- **Record excerpts**:
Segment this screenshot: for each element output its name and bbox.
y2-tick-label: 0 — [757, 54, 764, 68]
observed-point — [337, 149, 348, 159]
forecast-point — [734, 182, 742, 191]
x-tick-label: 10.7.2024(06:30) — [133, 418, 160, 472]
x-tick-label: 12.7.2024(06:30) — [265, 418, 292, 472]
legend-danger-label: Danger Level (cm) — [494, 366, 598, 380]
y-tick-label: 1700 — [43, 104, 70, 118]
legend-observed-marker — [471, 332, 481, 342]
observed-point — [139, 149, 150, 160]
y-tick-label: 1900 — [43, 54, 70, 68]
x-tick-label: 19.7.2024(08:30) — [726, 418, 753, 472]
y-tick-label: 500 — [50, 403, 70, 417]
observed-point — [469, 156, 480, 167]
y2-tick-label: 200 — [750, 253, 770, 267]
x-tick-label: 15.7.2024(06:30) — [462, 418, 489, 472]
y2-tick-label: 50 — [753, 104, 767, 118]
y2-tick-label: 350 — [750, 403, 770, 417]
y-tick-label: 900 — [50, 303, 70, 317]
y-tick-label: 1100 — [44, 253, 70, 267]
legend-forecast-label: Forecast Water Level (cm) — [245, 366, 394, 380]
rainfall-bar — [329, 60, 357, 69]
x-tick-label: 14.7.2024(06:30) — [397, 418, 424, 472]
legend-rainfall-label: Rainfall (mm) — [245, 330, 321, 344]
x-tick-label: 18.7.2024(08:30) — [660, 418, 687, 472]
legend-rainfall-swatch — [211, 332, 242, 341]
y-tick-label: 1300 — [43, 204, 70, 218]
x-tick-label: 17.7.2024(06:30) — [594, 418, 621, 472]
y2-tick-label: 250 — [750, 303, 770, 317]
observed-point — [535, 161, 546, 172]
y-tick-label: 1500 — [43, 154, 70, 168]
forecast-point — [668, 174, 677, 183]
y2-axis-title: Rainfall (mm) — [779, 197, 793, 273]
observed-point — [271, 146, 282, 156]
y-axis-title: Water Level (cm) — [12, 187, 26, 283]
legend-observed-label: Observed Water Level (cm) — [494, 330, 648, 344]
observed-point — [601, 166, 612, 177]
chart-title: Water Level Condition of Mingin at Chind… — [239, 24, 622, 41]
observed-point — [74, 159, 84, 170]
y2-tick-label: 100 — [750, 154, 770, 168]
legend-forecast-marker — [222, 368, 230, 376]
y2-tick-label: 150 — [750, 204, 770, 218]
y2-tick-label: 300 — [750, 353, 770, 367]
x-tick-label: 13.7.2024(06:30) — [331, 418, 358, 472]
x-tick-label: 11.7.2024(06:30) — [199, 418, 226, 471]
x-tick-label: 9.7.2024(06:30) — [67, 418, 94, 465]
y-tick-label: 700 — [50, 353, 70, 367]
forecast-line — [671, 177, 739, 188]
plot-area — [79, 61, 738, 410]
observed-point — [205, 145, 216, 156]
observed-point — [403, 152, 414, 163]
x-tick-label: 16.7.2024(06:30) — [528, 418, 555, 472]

- **Given instruction**:
Reproduce the listing from its first line through the line that contains "y-tick-label: 900 — [50, 303, 70, 317]", changing "legend-danger-label" to "legend-warning-label" and leaving everything else as is.

- **Task answer**:
Segment this screenshot: for each element output its name and bbox.
y2-tick-label: 0 — [757, 54, 764, 68]
observed-point — [337, 149, 348, 159]
forecast-point — [734, 182, 742, 191]
x-tick-label: 10.7.2024(06:30) — [133, 418, 160, 472]
x-tick-label: 12.7.2024(06:30) — [265, 418, 292, 472]
legend-warning-label: Danger Level (cm) — [494, 366, 598, 380]
y-tick-label: 1700 — [43, 104, 70, 118]
legend-observed-marker — [471, 332, 481, 342]
observed-point — [139, 149, 150, 160]
y-tick-label: 1900 — [43, 54, 70, 68]
x-tick-label: 19.7.2024(08:30) — [726, 418, 753, 472]
y-tick-label: 500 — [50, 403, 70, 417]
observed-point — [469, 156, 480, 167]
y2-tick-label: 200 — [750, 253, 770, 267]
x-tick-label: 15.7.2024(06:30) — [462, 418, 489, 472]
y2-tick-label: 50 — [753, 104, 767, 118]
y2-tick-label: 350 — [750, 403, 770, 417]
y-tick-label: 900 — [50, 303, 70, 317]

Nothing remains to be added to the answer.